## Provided data

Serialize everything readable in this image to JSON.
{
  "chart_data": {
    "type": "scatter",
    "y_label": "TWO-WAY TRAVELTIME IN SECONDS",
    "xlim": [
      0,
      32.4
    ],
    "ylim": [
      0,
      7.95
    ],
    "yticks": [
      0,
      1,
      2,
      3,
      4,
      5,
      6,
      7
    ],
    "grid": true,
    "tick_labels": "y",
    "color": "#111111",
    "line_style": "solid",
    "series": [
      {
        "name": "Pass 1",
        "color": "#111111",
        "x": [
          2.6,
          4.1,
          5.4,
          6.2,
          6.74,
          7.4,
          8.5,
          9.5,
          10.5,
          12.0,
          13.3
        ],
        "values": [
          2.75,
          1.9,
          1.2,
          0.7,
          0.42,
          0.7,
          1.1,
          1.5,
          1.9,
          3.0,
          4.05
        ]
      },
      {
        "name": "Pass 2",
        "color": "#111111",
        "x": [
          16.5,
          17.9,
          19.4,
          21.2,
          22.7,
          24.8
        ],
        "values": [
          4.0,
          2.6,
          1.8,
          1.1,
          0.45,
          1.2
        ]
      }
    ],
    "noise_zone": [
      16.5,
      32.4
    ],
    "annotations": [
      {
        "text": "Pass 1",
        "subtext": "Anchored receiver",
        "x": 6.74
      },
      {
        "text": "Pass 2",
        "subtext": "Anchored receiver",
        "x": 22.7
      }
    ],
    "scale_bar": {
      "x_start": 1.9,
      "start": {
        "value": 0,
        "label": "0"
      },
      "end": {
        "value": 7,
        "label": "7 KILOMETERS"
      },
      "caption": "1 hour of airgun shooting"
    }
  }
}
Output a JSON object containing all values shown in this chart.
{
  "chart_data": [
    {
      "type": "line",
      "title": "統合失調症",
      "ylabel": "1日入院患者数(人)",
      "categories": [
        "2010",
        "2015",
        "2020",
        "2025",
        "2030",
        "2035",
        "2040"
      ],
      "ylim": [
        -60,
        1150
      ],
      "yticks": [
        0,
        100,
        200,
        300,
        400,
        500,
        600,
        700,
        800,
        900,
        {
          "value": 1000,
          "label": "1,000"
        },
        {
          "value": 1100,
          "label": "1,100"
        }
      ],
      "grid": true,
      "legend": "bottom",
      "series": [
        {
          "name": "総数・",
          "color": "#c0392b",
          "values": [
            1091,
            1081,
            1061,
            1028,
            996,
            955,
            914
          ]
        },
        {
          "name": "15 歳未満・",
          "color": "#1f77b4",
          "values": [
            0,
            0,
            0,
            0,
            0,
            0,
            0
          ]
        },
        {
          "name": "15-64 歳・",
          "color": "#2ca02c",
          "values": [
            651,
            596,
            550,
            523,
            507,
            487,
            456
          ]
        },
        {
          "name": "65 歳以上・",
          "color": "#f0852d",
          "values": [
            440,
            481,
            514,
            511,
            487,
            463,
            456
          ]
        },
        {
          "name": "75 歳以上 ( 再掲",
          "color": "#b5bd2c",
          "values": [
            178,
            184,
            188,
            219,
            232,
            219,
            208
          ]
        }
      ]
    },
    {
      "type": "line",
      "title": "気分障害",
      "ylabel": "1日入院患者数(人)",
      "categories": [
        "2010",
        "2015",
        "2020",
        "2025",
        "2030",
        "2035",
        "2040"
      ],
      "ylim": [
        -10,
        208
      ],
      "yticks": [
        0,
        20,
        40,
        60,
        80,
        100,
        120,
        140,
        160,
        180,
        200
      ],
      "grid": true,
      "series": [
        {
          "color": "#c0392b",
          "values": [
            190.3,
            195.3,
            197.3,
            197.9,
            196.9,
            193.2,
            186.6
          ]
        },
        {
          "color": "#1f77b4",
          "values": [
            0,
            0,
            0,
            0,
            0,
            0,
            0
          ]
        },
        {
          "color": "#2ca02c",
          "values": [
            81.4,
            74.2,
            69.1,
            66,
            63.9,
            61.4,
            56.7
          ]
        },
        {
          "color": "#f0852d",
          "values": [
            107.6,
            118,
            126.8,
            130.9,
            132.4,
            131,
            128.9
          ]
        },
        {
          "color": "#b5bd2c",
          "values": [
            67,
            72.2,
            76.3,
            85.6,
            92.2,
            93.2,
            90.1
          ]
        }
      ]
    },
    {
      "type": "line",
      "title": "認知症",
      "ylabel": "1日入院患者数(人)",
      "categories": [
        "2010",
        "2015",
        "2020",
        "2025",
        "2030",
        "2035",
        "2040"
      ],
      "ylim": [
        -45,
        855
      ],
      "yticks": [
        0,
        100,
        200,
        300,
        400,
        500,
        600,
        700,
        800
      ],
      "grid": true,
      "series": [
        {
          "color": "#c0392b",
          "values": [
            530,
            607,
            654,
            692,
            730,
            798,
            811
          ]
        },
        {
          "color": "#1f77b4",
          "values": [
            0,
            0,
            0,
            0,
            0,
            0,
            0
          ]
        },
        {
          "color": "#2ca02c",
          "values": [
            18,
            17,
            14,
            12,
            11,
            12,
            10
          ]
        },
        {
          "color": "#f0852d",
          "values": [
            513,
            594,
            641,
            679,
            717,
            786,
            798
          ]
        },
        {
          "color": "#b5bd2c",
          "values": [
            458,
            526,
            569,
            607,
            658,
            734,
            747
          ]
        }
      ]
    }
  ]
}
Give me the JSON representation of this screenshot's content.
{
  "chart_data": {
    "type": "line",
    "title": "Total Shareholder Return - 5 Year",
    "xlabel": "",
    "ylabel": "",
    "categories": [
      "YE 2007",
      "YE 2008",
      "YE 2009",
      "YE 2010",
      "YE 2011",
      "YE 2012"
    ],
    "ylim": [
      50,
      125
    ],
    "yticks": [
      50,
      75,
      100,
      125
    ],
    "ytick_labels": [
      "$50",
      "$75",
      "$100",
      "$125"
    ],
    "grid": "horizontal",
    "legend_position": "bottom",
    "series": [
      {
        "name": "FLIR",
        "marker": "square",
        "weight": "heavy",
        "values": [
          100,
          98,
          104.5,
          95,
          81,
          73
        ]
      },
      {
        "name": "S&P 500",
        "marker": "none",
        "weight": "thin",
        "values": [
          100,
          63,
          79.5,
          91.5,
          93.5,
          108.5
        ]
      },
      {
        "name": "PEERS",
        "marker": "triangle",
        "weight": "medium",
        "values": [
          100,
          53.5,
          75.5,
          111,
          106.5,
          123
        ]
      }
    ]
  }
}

## Set exercise
Extract each entry in full and write it down exactly.

## Right answer
Serialize everything readable in this image to JSON.
{
  "chart_data": {
    "type": "scatter",
    "y_label": "TWO-WAY TRAVELTIME IN SECONDS",
    "xlim": [
      0,
      32.4
    ],
    "ylim": [
      0,
      7.95
    ],
    "yticks": [
      0,
      1,
      2,
      3,
      4,
      5,
      6,
      7
    ],
    "grid": true,
    "tick_labels": "y",
    "color": "#111111",
    "line_style": "solid",
    "series": [
      {
        "name": "Pass 1",
        "color": "#111111",
        "x": [
          2.6,
          4.1,
          5.4,
          6.2,
          6.74,
          7.4,
          8.5,
          9.5,
          10.5,
          12.0,
          13.3
        ],
        "values": [
          2.75,
          1.9,
          1.2,
          0.7,
          0.42,
          0.7,
          1.1,
          1.5,
          1.9,
          3.0,
          4.05
        ]
      },
      {
        "name": "Pass 2",
        "color": "#111111",
        "x": [
          16.5,
          17.9,
          19.4,
          21.2,
          22.7,
          24.8
        ],
        "values": [
          4.0,
          2.6,
          1.8,
          1.1,
          0.45,
          1.2
        ]
      }
    ],
    "noise_zone": [
      16.5,
      32.4
    ],
    "annotations": [
      {
        "text": "Pass 1",
        "subtext": "Anchored receiver",
        "x": 6.74
      },
      {
        "text": "Pass 2",
        "subtext": "Anchored receiver",
        "x": 22.7
      }
    ],
    "scale_bar": {
      "x_start": 1.9,
      "start": {
        "value": 0,
        "label": "0"
      },
      "end": {
        "value": 7,
        "label": "7 KILOMETERS"
      },
      "caption": "1 hour of airgun shooting"
    }
  }
}
Output a JSON object containing all values shown in this chart.
{
  "chart_data": [
    {
      "type": "line",
      "title": "統合失調症",
      "ylabel": "1日入院患者数(人)",
      "categories": [
        "2010",
        "2015",
        "2020",
        "2025",
        "2030",
        "2035",
        "2040"
      ],
      "ylim": [
        -60,
        1150
      ],
      "yticks": [
        0,
        100,
        200,
        300,
        400,
        500,
        600,
        700,
        800,
        900,
        {
          "value": 1000,
          "label": "1,000"
        },
        {
          "value": 1100,
          "label": "1,100"
        }
      ],
      "grid": true,
      "legend": "bottom",
      "series": [
        {
          "name": "総数・",
          "color": "#c0392b",
          "values": [
            1091,
            1081,
            1061,
            1028,
            996,
            955,
            914
          ]
        },
        {
          "name": "15 歳未満・",
          "color": "#1f77b4",
          "values": [
            0,
            0,
            0,
            0,
            0,
            0,
            0
          ]
        },
        {
          "name": "15-64 歳・",
          "color": "#2ca02c",
          "values": [
            651,
            596,
            550,
            523,
            507,
            487,
            456
          ]
        },
        {
          "name": "65 歳以上・",
          "color": "#f0852d",
          "values": [
            440,
            481,
            514,
            511,
            487,
            463,
            456
          ]
        },
        {
          "name": "75 歳以上 ( 再掲",
          "color": "#b5bd2c",
          "values": [
            178,
            184,
            188,
            219,
            232,
            219,
            208
          ]
        }
      ]
    },
    {
      "type": "line",
      "title": "気分障害",
      "ylabel": "1日入院患者数(人)",
      "categories": [
        "2010",
        "2015",
        "2020",
        "2025",
        "2030",
        "2035",
        "2040"
      ],
      "ylim": [
        -10,
        208
      ],
      "yticks": [
        0,
        20,
        40,
        60,
        80,
        100,
        120,
        140,
        160,
        180,
        200
      ],
      "grid": true,
      "series": [
        {
          "color": "#c0392b",
          "values": [
            190.3,
            195.3,
            197.3,
            197.9,
            196.9,
            193.2,
            186.6
          ]
        },
        {
          "color": "#1f77b4",
          "values": [
            0,
            0,
            0,
            0,
            0,
            0,
            0
          ]
        },
        {
          "color": "#2ca02c",
          "values": [
            81.4,
            74.2,
            69.1,
            66,
            63.9,
            61.4,
            56.7
          ]
        },
        {
          "color": "#f0852d",
          "values": [
            107.6,
            118,
            126.8,
            130.9,
            132.4,
            131,
            128.9
          ]
        },
        {
          "color": "#b5bd2c",
          "values": [
            67,
            72.2,
            76.3,
            85.6,
            92.2,
            93.2,
            90.1
          ]
        }
      ]
    },
    {
      "type": "line",
      "title": "認知症",
      "ylabel": "1日入院患者数(人)",
      "categories": [
        "2010",
        "2015",
        "2020",
        "2025",
        "2030",
        "2035",
        "2040"
      ],
      "ylim": [
        -45,
        855
      ],
      "yticks": [
        0,
        100,
        200,
        300,
        400,
        500,
        600,
        700,
        800
      ],
      "grid": true,
      "series": [
        {
          "color": "#c0392b",
          "values": [
            530,
            607,
            654,
            692,
            730,
            798,
            811
          ]
        },
        {
          "color": "#1f77b4",
          "values": [
            0,
            0,
            0,
            0,
            0,
            0,
            0
          ]
        },
        {
          "color": "#2ca02c",
          "values": [
            18,
            17,
            14,
            12,
            11,
            12,
            10
          ]
        },
        {
          "color": "#f0852d",
          "values": [
            513,
            594,
            641,
            679,
            717,
            786,
            798
          ]
        },
        {
          "color": "#b5bd2c",
          "values": [
            458,
            526,
            569,
            607,
            658,
            734,
            747
          ]
        }
      ]
    }
  ]
}
Give me the JSON representation of this screenshot's content.
{
  "chart_data": {
    "type": "line",
    "title": "Total Shareholder Return - 5 Year",
    "xlabel": "",
    "ylabel": "",
    "categories": [
      "YE 2007",
      "YE 2008",
      "YE 2009",
      "YE 2010",
      "YE 2011",
      "YE 2012"
    ],
    "ylim": [
      50,
      125
    ],
    "yticks": [
      50,
      75,
      100,
      125
    ],
    "ytick_labels": [
      "$50",
      "$75",
      "$100",
      "$125"
    ],
    "grid": "horizontal",
    "legend_position": "bottom",
    "series": [
      {
        "name": "FLIR",
        "marker": "square",
        "weight": "heavy",
        "values": [
          100,
          98,
          104.5,
          95,
          81,
          73
        ]
      },
      {
        "name": "S&P 500",
        "marker": "none",
        "weight": "thin",
        "values": [
          100,
          63,
          79.5,
          91.5,
          93.5,
          108.5
        ]
      },
      {
        "name": "PEERS",
        "marker": "triangle",
        "weight": "medium",
        "values": [
          100,
          53.5,
          75.5,
          111,
          106.5,
          123
        ]
      }
    ]
  }
}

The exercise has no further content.